Return each entry exactly, with none missing.

::: Provided records

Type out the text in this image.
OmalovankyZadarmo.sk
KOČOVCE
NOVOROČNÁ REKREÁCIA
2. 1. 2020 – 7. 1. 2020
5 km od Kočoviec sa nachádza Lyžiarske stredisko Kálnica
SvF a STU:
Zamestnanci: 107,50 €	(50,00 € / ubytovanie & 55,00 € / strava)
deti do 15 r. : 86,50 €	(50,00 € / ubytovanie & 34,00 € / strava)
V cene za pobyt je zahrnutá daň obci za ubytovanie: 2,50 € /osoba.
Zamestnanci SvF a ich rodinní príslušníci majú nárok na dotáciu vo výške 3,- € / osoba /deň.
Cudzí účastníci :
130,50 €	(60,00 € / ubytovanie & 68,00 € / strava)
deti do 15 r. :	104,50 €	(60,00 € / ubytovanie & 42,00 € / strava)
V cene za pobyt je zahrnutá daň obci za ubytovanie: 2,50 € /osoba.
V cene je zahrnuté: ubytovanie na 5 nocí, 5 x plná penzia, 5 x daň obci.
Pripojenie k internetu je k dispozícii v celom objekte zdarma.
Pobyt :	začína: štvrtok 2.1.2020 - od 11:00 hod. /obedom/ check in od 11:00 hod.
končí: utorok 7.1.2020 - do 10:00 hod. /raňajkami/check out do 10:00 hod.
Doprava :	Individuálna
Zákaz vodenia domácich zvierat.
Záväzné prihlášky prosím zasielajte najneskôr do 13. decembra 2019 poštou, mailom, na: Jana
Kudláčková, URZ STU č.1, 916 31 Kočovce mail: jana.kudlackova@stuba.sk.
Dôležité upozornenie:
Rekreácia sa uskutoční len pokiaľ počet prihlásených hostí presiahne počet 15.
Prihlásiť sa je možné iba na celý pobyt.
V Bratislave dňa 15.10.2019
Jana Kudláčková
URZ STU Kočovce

::::::

## [Task answer]
Type out the text in this image.
OmalovankyZadarmo.sk
KOČOVCE
NOVOROČNÁ REKREÁCIA
2. 1. 2020 – 7. 1. 2020
5 km od Kočoviec sa nachádza Lyžiarske stredisko Kálnica
SvF a STU:
Zamestnanci: 107,50 €	(50,00 € / ubytovanie & 55,00 € / strava)
deti do 15 r. : 86,50 €	(50,00 € / ubytovanie & 34,00 € / strava)
V cene za pobyt je zahrnutá daň obci za ubytovanie: 2,50 € /osoba.
Zamestnanci SvF a ich rodinní príslušníci majú nárok na dotáciu vo výške 3,- € / osoba /deň.
Cudzí účastníci :
130,50 €	(60,00 € / ubytovanie & 68,00 € / strava)
deti do 15 r. :	104,50 €	(60,00 € / ubytovanie & 42,00 € / strava)
V cene za pobyt je zahrnutá daň obci za ubytovanie: 2,50 € /osoba.
V cene je zahrnuté: ubytovanie na 5 nocí, 5 x plná penzia, 5 x daň obci.
Pripojenie k internetu je k dispozícii v celom objekte zdarma.
Pobyt :	začína: štvrtok 2.1.2020 - od 11:00 hod. /obedom/ check in od 11:00 hod.
končí: utorok 7.1.2020 - do 10:00 hod. /raňajkami/check out do 10:00 hod.
Doprava :	Individuálna
Zákaz vodenia domácich zvierat.
Záväzné prihlášky prosím zasielajte najneskôr do 13. decembra 2019 poštou, mailom, na: Jana
Kudláčková, URZ STU č.1, 916 31 Kočovce mail: jana.kudlackova@stuba.sk.
Dôležité upozornenie:
Rekreácia sa uskutoční len pokiaľ počet prihlásených hostí presiahne počet 15.
Prihlásiť sa je možné iba na celý pobyt.
V Bratislave dňa 15.10.2019
Jana Kudláčková
URZ STU Kočovce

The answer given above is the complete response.